SHORT PROBLEM:
Repeat every one of the records below word for word, but leave out the pictures.

# ENTRIES start

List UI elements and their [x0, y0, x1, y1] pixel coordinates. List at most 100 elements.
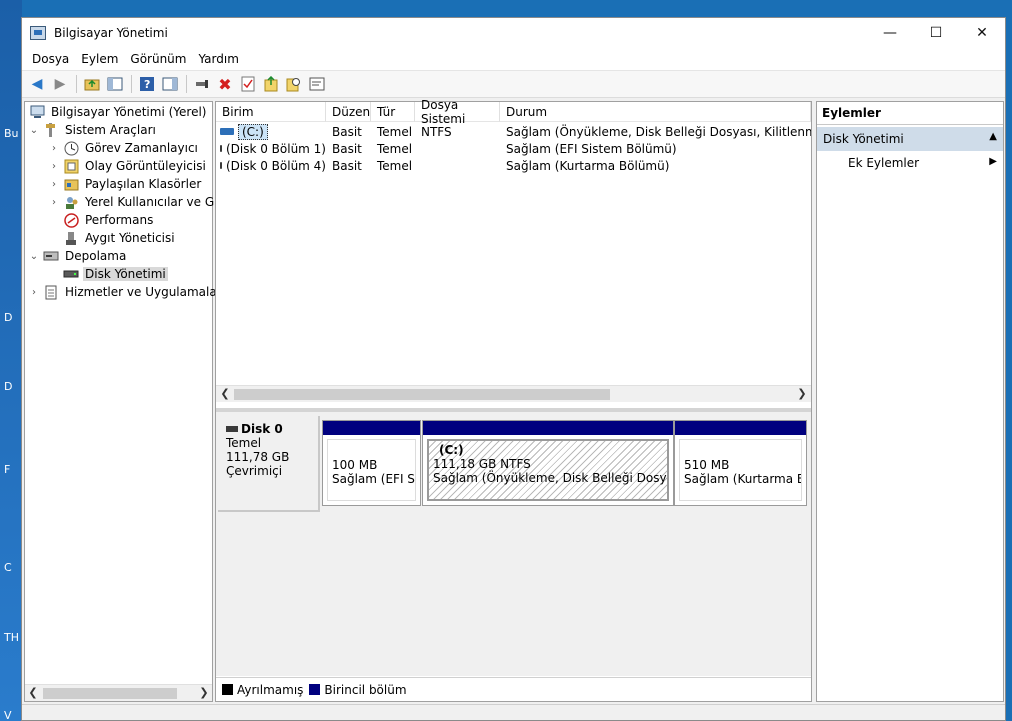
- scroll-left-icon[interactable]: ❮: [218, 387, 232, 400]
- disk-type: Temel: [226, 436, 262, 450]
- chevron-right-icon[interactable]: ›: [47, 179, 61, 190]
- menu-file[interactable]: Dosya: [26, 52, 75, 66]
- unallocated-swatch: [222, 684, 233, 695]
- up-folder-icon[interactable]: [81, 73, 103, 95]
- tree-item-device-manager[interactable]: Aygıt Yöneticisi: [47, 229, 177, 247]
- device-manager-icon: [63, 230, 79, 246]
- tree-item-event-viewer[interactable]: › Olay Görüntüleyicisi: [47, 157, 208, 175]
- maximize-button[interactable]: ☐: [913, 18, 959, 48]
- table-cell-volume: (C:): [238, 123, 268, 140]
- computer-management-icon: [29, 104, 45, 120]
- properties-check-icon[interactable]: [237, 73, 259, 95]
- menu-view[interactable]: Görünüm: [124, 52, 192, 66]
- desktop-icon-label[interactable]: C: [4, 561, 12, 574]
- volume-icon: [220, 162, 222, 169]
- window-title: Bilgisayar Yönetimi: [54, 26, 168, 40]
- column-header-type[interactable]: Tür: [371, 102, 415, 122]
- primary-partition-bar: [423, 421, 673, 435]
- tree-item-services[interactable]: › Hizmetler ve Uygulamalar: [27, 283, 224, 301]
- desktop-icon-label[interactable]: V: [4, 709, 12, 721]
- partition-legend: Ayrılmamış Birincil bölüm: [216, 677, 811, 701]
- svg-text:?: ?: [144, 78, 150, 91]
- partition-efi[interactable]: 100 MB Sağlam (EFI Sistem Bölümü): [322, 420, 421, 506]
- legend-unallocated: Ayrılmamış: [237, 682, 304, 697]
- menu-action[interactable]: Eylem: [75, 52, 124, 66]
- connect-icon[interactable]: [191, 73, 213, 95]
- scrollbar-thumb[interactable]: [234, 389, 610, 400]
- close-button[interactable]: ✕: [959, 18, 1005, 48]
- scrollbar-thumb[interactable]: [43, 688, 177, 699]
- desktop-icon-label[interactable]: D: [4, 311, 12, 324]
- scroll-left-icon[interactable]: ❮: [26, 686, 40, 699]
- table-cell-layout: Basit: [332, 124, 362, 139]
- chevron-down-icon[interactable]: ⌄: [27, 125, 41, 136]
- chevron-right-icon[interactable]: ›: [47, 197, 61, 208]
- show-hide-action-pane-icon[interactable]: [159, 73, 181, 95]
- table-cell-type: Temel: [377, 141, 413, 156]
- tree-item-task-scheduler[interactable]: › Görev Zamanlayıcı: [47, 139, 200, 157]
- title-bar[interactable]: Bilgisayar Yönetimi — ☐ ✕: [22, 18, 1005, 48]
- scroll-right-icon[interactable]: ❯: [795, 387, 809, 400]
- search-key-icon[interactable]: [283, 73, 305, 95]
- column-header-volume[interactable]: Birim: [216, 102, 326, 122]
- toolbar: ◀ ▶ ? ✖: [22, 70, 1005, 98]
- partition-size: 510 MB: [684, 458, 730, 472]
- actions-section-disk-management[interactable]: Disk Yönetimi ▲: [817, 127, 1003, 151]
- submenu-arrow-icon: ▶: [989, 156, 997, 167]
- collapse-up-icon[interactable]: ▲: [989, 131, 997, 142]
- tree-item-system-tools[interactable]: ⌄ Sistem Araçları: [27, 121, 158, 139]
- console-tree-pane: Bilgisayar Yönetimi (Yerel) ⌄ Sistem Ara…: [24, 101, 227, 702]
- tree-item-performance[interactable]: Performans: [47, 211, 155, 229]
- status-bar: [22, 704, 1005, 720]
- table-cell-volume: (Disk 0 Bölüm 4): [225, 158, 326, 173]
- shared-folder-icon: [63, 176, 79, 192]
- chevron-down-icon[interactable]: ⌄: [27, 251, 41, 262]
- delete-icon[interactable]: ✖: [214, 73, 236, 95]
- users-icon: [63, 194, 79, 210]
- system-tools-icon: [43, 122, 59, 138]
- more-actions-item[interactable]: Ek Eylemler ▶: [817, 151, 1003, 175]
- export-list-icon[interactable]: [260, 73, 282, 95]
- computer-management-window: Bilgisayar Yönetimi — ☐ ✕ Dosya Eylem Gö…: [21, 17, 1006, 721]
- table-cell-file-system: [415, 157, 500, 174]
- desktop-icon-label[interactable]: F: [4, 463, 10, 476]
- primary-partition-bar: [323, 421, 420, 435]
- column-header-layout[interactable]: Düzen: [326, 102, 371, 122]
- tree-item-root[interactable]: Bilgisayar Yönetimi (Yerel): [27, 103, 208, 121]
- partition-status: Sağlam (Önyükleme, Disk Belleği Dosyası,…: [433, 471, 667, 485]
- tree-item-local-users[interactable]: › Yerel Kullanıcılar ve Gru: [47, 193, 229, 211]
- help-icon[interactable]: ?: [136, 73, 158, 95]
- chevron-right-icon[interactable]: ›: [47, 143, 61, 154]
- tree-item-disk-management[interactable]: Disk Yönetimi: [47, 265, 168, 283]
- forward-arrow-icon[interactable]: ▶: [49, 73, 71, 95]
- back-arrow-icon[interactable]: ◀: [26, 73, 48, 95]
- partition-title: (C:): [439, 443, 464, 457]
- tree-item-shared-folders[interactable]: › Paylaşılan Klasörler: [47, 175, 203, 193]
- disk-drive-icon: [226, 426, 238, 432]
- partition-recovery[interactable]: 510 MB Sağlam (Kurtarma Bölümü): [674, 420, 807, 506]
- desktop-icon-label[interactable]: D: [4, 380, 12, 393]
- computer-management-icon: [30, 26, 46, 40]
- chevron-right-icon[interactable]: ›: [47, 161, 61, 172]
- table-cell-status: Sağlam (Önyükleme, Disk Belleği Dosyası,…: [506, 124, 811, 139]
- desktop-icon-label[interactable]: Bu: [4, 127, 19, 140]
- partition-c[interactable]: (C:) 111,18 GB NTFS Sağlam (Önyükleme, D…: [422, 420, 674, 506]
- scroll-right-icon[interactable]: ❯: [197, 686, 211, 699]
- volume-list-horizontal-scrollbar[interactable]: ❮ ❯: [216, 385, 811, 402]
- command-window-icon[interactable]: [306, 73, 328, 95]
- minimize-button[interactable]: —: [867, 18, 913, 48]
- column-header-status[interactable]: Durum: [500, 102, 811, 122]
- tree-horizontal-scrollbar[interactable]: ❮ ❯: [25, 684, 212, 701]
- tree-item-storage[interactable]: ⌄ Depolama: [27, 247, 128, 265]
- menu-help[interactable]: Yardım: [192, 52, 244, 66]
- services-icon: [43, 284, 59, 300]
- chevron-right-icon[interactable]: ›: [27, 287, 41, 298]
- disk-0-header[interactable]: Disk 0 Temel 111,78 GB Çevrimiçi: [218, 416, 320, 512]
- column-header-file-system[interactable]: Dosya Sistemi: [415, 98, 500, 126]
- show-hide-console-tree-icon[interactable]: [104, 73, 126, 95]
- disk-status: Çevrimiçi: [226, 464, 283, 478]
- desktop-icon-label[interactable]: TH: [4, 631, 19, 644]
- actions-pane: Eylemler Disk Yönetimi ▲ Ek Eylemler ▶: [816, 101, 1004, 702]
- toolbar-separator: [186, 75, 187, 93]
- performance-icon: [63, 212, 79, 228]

# ENTRIES end

ANSWER BELOW:
List UI elements and their [x0, y0, x1, y1] pixel coordinates. List at most 100 elements.
- scroll-left-icon[interactable]: ❮: [218, 387, 232, 400]
- disk-type: Temel: [226, 436, 262, 450]
- chevron-right-icon[interactable]: ›: [47, 179, 61, 190]
- menu-file[interactable]: Dosya: [26, 52, 75, 66]
- unallocated-swatch: [222, 684, 233, 695]
- up-folder-icon[interactable]: [81, 73, 103, 95]
- tree-item-device-manager[interactable]: Aygıt Yöneticisi: [47, 229, 177, 247]
- device-manager-icon: [63, 230, 79, 246]
- tree-item-event-viewer[interactable]: › Olay Görüntüleyicisi: [47, 157, 208, 175]
- maximize-button[interactable]: ☐: [913, 18, 959, 48]
- table-cell-volume: (C:): [238, 123, 268, 140]
- computer-management-icon: [29, 104, 45, 120]
- properties-check-icon[interactable]: [237, 73, 259, 95]
- menu-view[interactable]: Görünüm: [124, 52, 192, 66]
- desktop-icon-label[interactable]: C: [4, 561, 12, 574]
- volume-icon: [220, 162, 222, 169]
- window-title: Bilgisayar Yönetimi: [54, 26, 168, 40]
- column-header-type[interactable]: Tür: [371, 102, 415, 122]
- primary-partition-bar: [423, 421, 673, 435]
- tree-item-services[interactable]: › Hizmetler ve Uygulamalar: [27, 283, 224, 301]
- desktop-icon-label[interactable]: V: [4, 709, 12, 721]
- partition-legend: Ayrılmamış Birincil bölüm: [216, 677, 811, 701]
- svg-text:?: ?: [144, 78, 150, 91]
- partition-efi[interactable]: 100 MB Sağlam (EFI Sistem Bölümü): [322, 420, 421, 506]
- legend-unallocated: Ayrılmamış: [237, 682, 304, 697]
- menu-action[interactable]: Eylem: [75, 52, 124, 66]
- connect-icon[interactable]: [191, 73, 213, 95]
- scrollbar-thumb[interactable]: [234, 389, 610, 400]
- close-button[interactable]: ✕: [959, 18, 1005, 48]
- scrollbar-thumb[interactable]: [43, 688, 177, 699]
- desktop-icon-label[interactable]: D: [4, 311, 12, 324]
- scroll-left-icon[interactable]: ❮: [26, 686, 40, 699]
- table-cell-layout: Basit: [332, 124, 362, 139]
- chevron-down-icon[interactable]: ⌄: [27, 125, 41, 136]
- chevron-right-icon[interactable]: ›: [47, 197, 61, 208]
- show-hide-action-pane-icon[interactable]: [159, 73, 181, 95]
- table-cell-type: Temel: [377, 141, 413, 156]
- tree-item-task-scheduler[interactable]: › Görev Zamanlayıcı: [47, 139, 200, 157]
- title-bar[interactable]: Bilgisayar Yönetimi — ☐ ✕: [22, 18, 1005, 48]
- scroll-right-icon[interactable]: ❯: [795, 387, 809, 400]
- search-key-icon[interactable]: [283, 73, 305, 95]
- column-header-volume[interactable]: Birim: [216, 102, 326, 122]
- toolbar: ◀ ▶ ? ✖: [22, 70, 1005, 98]
- partition-size: 510 MB: [684, 458, 730, 472]
- actions-section-disk-management[interactable]: Disk Yönetimi ▲: [817, 127, 1003, 151]
- submenu-arrow-icon: ▶: [989, 156, 997, 167]
- collapse-up-icon[interactable]: ▲: [989, 131, 997, 142]
- tree-item-system-tools[interactable]: ⌄ Sistem Araçları: [27, 121, 158, 139]
- console-tree-pane: Bilgisayar Yönetimi (Yerel) ⌄ Sistem Ara…: [24, 101, 227, 702]
- tree-item-performance[interactable]: Performans: [47, 211, 155, 229]
- status-bar: [22, 704, 1005, 720]
- table-cell-volume: (Disk 0 Bölüm 4): [225, 158, 326, 173]
- shared-folder-icon: [63, 176, 79, 192]
- chevron-down-icon[interactable]: ⌄: [27, 251, 41, 262]
- delete-icon[interactable]: ✖: [214, 73, 236, 95]
- users-icon: [63, 194, 79, 210]
- system-tools-icon: [43, 122, 59, 138]
- more-actions-item[interactable]: Ek Eylemler ▶: [817, 151, 1003, 175]
- export-list-icon[interactable]: [260, 73, 282, 95]
- computer-management-window: Bilgisayar Yönetimi — ☐ ✕ Dosya Eylem Gö…: [21, 17, 1006, 721]
- table-cell-file-system: [415, 157, 500, 174]
- desktop-icon-label[interactable]: F: [4, 463, 10, 476]
- primary-partition-bar: [323, 421, 420, 435]
- column-header-layout[interactable]: Düzen: [326, 102, 371, 122]
- tree-item-root[interactable]: Bilgisayar Yönetimi (Yerel): [27, 103, 208, 121]
- partition-status: Sağlam (Önyükleme, Disk Belleği Dosyası,…: [433, 471, 667, 485]
- tree-item-local-users[interactable]: › Yerel Kullanıcılar ve Gru: [47, 193, 229, 211]
- help-icon[interactable]: ?: [136, 73, 158, 95]
- chevron-right-icon[interactable]: ›: [47, 143, 61, 154]
- tree-item-disk-management[interactable]: Disk Yönetimi: [47, 265, 168, 283]
- forward-arrow-icon[interactable]: ▶: [49, 73, 71, 95]
- back-arrow-icon[interactable]: ◀: [26, 73, 48, 95]
- partition-title: (C:): [439, 443, 464, 457]
- tree-item-shared-folders[interactable]: › Paylaşılan Klasörler: [47, 175, 203, 193]
- disk-drive-icon: [226, 426, 238, 432]
- partition-recovery[interactable]: 510 MB Sağlam (Kurtarma Bölümü): [674, 420, 807, 506]
- desktop-icon-label[interactable]: D: [4, 380, 12, 393]
- computer-management-icon: [30, 26, 46, 40]
- chevron-right-icon[interactable]: ›: [47, 161, 61, 172]
- table-cell-status: Sağlam (Önyükleme, Disk Belleği Dosyası,…: [506, 124, 811, 139]
- desktop-icon-label[interactable]: Bu: [4, 127, 19, 140]
- partition-c[interactable]: (C:) 111,18 GB NTFS Sağlam (Önyükleme, D…: [422, 420, 674, 506]
- scroll-right-icon[interactable]: ❯: [197, 686, 211, 699]
- volume-list-horizontal-scrollbar[interactable]: ❮ ❯: [216, 385, 811, 402]
- command-window-icon[interactable]: [306, 73, 328, 95]
- minimize-button[interactable]: —: [867, 18, 913, 48]
- column-header-status[interactable]: Durum: [500, 102, 811, 122]
- tree-horizontal-scrollbar[interactable]: ❮ ❯: [25, 684, 212, 701]
- tree-item-storage[interactable]: ⌄ Depolama: [27, 247, 128, 265]
- menu-help[interactable]: Yardım: [192, 52, 244, 66]
- services-icon: [43, 284, 59, 300]
- chevron-right-icon[interactable]: ›: [27, 287, 41, 298]
- disk-0-header[interactable]: Disk 0 Temel 111,78 GB Çevrimiçi: [218, 416, 320, 512]
- column-header-file-system[interactable]: Dosya Sistemi: [415, 98, 500, 126]
- show-hide-console-tree-icon[interactable]: [104, 73, 126, 95]
- disk-status: Çevrimiçi: [226, 464, 283, 478]
- desktop-icon-label[interactable]: TH: [4, 631, 19, 644]
- actions-pane: Eylemler Disk Yönetimi ▲ Ek Eylemler ▶: [816, 101, 1004, 702]
- toolbar-separator: [186, 75, 187, 93]
- performance-icon: [63, 212, 79, 228]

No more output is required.